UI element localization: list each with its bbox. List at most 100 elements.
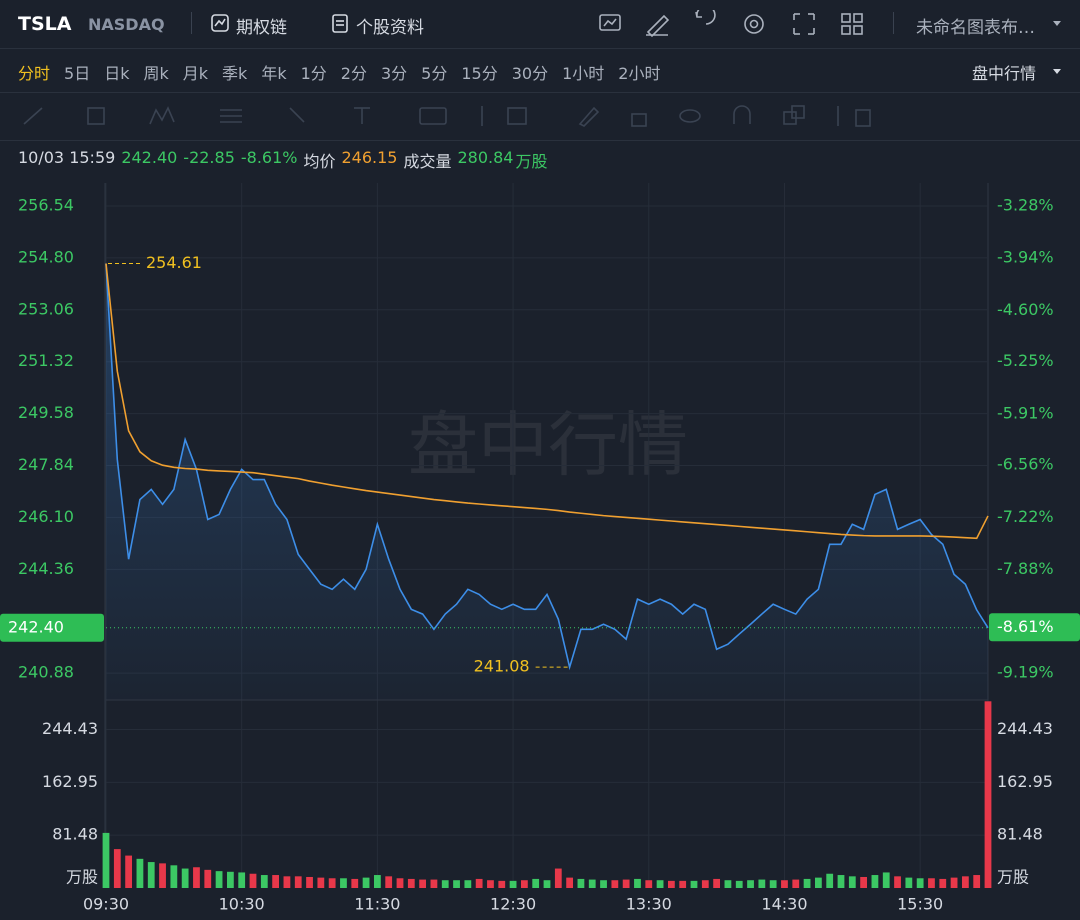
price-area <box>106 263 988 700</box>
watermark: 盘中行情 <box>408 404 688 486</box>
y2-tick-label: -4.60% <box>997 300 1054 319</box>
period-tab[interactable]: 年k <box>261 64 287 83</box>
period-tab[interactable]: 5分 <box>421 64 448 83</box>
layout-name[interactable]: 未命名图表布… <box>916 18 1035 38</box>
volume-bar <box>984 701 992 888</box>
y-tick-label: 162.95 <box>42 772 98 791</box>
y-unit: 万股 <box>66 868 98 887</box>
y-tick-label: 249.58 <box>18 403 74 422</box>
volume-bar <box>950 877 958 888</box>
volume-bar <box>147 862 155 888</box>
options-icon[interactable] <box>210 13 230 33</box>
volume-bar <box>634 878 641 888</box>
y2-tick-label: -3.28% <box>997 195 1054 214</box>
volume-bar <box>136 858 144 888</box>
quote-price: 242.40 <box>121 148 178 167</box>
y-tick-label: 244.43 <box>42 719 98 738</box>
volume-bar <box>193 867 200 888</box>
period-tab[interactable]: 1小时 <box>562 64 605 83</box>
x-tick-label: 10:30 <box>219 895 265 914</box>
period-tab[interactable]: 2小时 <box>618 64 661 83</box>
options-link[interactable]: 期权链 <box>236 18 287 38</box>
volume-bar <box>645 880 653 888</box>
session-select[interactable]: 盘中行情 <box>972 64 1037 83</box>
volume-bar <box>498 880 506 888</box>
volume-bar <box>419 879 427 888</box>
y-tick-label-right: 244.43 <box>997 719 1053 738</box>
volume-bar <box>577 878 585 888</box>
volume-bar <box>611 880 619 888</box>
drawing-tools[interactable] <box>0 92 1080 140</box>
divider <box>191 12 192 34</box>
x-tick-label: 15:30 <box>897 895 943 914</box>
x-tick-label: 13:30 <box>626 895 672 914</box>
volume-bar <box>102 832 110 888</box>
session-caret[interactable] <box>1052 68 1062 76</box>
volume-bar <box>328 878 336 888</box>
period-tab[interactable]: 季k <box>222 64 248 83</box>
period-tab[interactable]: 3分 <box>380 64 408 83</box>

^^^^

§ WHAT IS NEEDED
Retype every line of the listing above without changing anything, and leave out the picture.

§ FULL ANSWER
UI element localization: list each with its bbox. List at most 100 elements.
price-area <box>106 263 988 700</box>
watermark: 盘中行情 <box>408 404 688 486</box>
y2-tick-label: -4.60% <box>997 300 1054 319</box>
period-tab[interactable]: 年k <box>261 64 287 83</box>
period-tab[interactable]: 5分 <box>421 64 448 83</box>
layout-name[interactable]: 未命名图表布… <box>916 18 1035 38</box>
volume-bar <box>984 701 992 888</box>
y-tick-label: 162.95 <box>42 772 98 791</box>
y-unit: 万股 <box>66 868 98 887</box>
y-tick-label: 249.58 <box>18 403 74 422</box>
volume-bar <box>950 877 958 888</box>
volume-bar <box>147 862 155 888</box>
options-icon[interactable] <box>210 13 230 33</box>
volume-bar <box>634 878 641 888</box>
y2-tick-label: -3.28% <box>997 195 1054 214</box>
volume-bar <box>136 858 144 888</box>
quote-price: 242.40 <box>121 148 178 167</box>
y-tick-label: 244.43 <box>42 719 98 738</box>
volume-bar <box>193 867 200 888</box>
period-tab[interactable]: 1小时 <box>562 64 605 83</box>
x-tick-label: 10:30 <box>219 895 265 914</box>
period-tab[interactable]: 2小时 <box>618 64 661 83</box>
options-link[interactable]: 期权链 <box>236 18 287 38</box>
volume-bar <box>645 880 653 888</box>
session-select[interactable]: 盘中行情 <box>972 64 1037 83</box>
volume-bar <box>498 880 506 888</box>
volume-bar <box>419 879 427 888</box>
y-tick-label-right: 244.43 <box>997 719 1053 738</box>
volume-bar <box>577 878 585 888</box>
volume-bar <box>611 880 619 888</box>
drawing-tools[interactable] <box>0 92 1080 140</box>
divider <box>191 12 192 34</box>
x-tick-label: 15:30 <box>897 895 943 914</box>
x-tick-label: 13:30 <box>626 895 672 914</box>
volume-bar <box>102 832 110 888</box>
session-caret[interactable] <box>1052 68 1062 76</box>
volume-bar <box>328 878 336 888</box>
period-tab[interactable]: 季k <box>222 64 248 83</box>
period-tab[interactable]: 3分 <box>380 64 408 83</box>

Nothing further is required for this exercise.